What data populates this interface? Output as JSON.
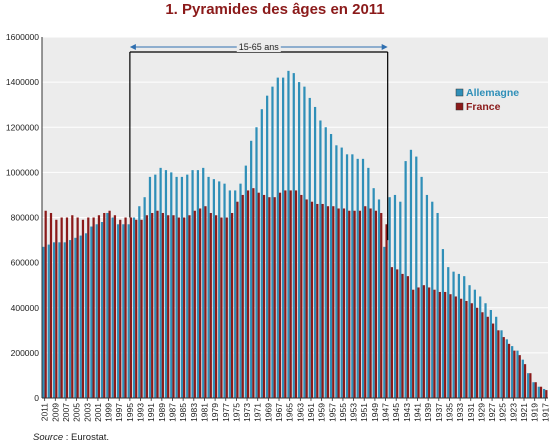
{
  "source": {
    "label": "Source",
    "text": " : Eurostat."
  },
  "colors": {
    "allemagne": "#2f8fb8",
    "france": "#8b1a1a",
    "plot_bg": "#ececec",
    "grid": "#ffffff"
  },
  "chart_data": {
    "type": "bar",
    "title": "1. Pyramides des âges en 2011",
    "xlabel": "",
    "ylabel": "",
    "ylim": [
      0,
      1600000
    ],
    "yticks": [
      0,
      200000,
      400000,
      600000,
      800000,
      1000000,
      1200000,
      1400000,
      1600000
    ],
    "grid": true,
    "legend": "right",
    "annotation": {
      "text": "15-65 ans",
      "from": "1995",
      "to": "1947"
    },
    "categories": [
      "2011",
      "2010",
      "2009",
      "2008",
      "2007",
      "2006",
      "2005",
      "2004",
      "2003",
      "2002",
      "2001",
      "2000",
      "1999",
      "1998",
      "1997",
      "1996",
      "1995",
      "1994",
      "1993",
      "1992",
      "1991",
      "1990",
      "1989",
      "1988",
      "1987",
      "1986",
      "1985",
      "1984",
      "1983",
      "1982",
      "1981",
      "1980",
      "1979",
      "1978",
      "1977",
      "1976",
      "1975",
      "1974",
      "1973",
      "1972",
      "1971",
      "1970",
      "1969",
      "1968",
      "1967",
      "1966",
      "1965",
      "1964",
      "1963",
      "1962",
      "1961",
      "1960",
      "1959",
      "1958",
      "1957",
      "1956",
      "1955",
      "1954",
      "1953",
      "1952",
      "1951",
      "1950",
      "1949",
      "1948",
      "1947",
      "1946",
      "1945",
      "1944",
      "1943",
      "1942",
      "1941",
      "1940",
      "1939",
      "1938",
      "1937",
      "1936",
      "1935",
      "1934",
      "1933",
      "1932",
      "1931",
      "1930",
      "1929",
      "1928",
      "1927",
      "1926",
      "1925",
      "1924",
      "1923",
      "1922",
      "1921",
      "1920",
      "1919",
      "1918",
      "1917"
    ],
    "xtick_labels": [
      "2011",
      "2009",
      "2007",
      "2005",
      "2003",
      "2001",
      "1999",
      "1997",
      "1995",
      "1993",
      "1991",
      "1989",
      "1987",
      "1985",
      "1983",
      "1981",
      "1979",
      "1977",
      "1975",
      "1973",
      "1971",
      "1969",
      "1967",
      "1965",
      "1963",
      "1961",
      "1959",
      "1957",
      "1955",
      "1953",
      "1951",
      "1949",
      "1947",
      "1945",
      "1943",
      "1941",
      "1939",
      "1937",
      "1935",
      "1933",
      "1931",
      "1929",
      "1927",
      "1925",
      "1923",
      "1921",
      "1919",
      "1917"
    ],
    "series": [
      {
        "name": "Allemagne",
        "values": [
          670000,
          680000,
          690000,
          690000,
          690000,
          700000,
          710000,
          720000,
          730000,
          760000,
          770000,
          780000,
          820000,
          800000,
          770000,
          770000,
          770000,
          800000,
          850000,
          890000,
          980000,
          990000,
          1020000,
          1010000,
          1000000,
          980000,
          980000,
          990000,
          1010000,
          1010000,
          1020000,
          980000,
          970000,
          960000,
          950000,
          920000,
          920000,
          950000,
          1030000,
          1140000,
          1200000,
          1280000,
          1340000,
          1380000,
          1420000,
          1420000,
          1450000,
          1440000,
          1400000,
          1380000,
          1330000,
          1290000,
          1230000,
          1200000,
          1170000,
          1120000,
          1110000,
          1080000,
          1080000,
          1060000,
          1060000,
          1020000,
          930000,
          880000,
          670000,
          890000,
          900000,
          870000,
          1050000,
          1100000,
          1070000,
          980000,
          900000,
          870000,
          820000,
          660000,
          580000,
          560000,
          550000,
          540000,
          500000,
          480000,
          450000,
          420000,
          390000,
          360000,
          300000,
          260000,
          230000,
          210000,
          170000,
          110000,
          70000,
          50000,
          40000
        ]
      },
      {
        "name": "France",
        "values": [
          830000,
          820000,
          790000,
          800000,
          800000,
          810000,
          800000,
          790000,
          800000,
          800000,
          810000,
          820000,
          830000,
          810000,
          790000,
          800000,
          800000,
          790000,
          790000,
          810000,
          820000,
          830000,
          820000,
          810000,
          810000,
          800000,
          800000,
          810000,
          830000,
          840000,
          850000,
          820000,
          810000,
          800000,
          800000,
          820000,
          870000,
          900000,
          920000,
          930000,
          910000,
          900000,
          890000,
          890000,
          910000,
          920000,
          920000,
          920000,
          900000,
          880000,
          870000,
          860000,
          860000,
          850000,
          850000,
          840000,
          840000,
          830000,
          830000,
          830000,
          850000,
          840000,
          830000,
          820000,
          770000,
          580000,
          570000,
          550000,
          540000,
          480000,
          490000,
          500000,
          490000,
          480000,
          470000,
          470000,
          460000,
          450000,
          440000,
          430000,
          420000,
          400000,
          380000,
          360000,
          330000,
          300000,
          270000,
          240000,
          210000,
          190000,
          150000,
          110000,
          70000,
          50000,
          35000
        ]
      }
    ]
  }
}
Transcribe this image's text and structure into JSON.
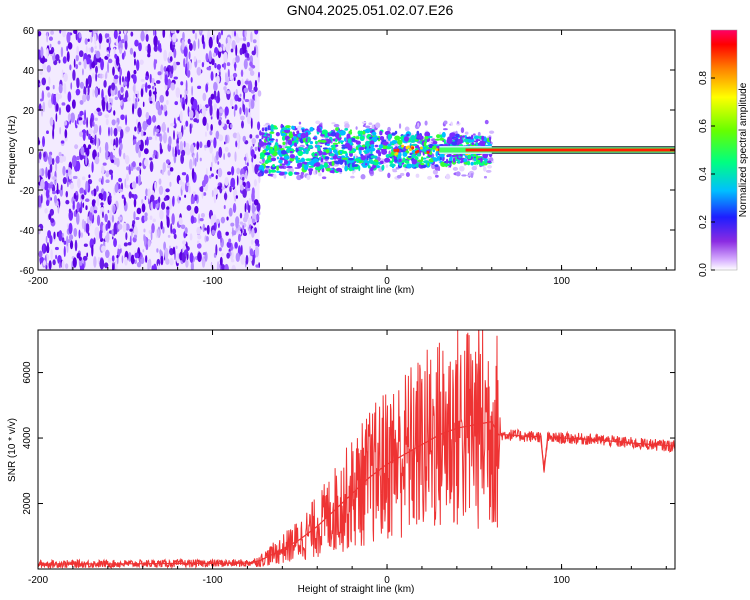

_What you are asked to do_
Read the entries and show each line that mentions "JSON".

_Output for this exercise_
What data populates this interface? Output as JSON.
Transcribe this image's text and structure into JSON.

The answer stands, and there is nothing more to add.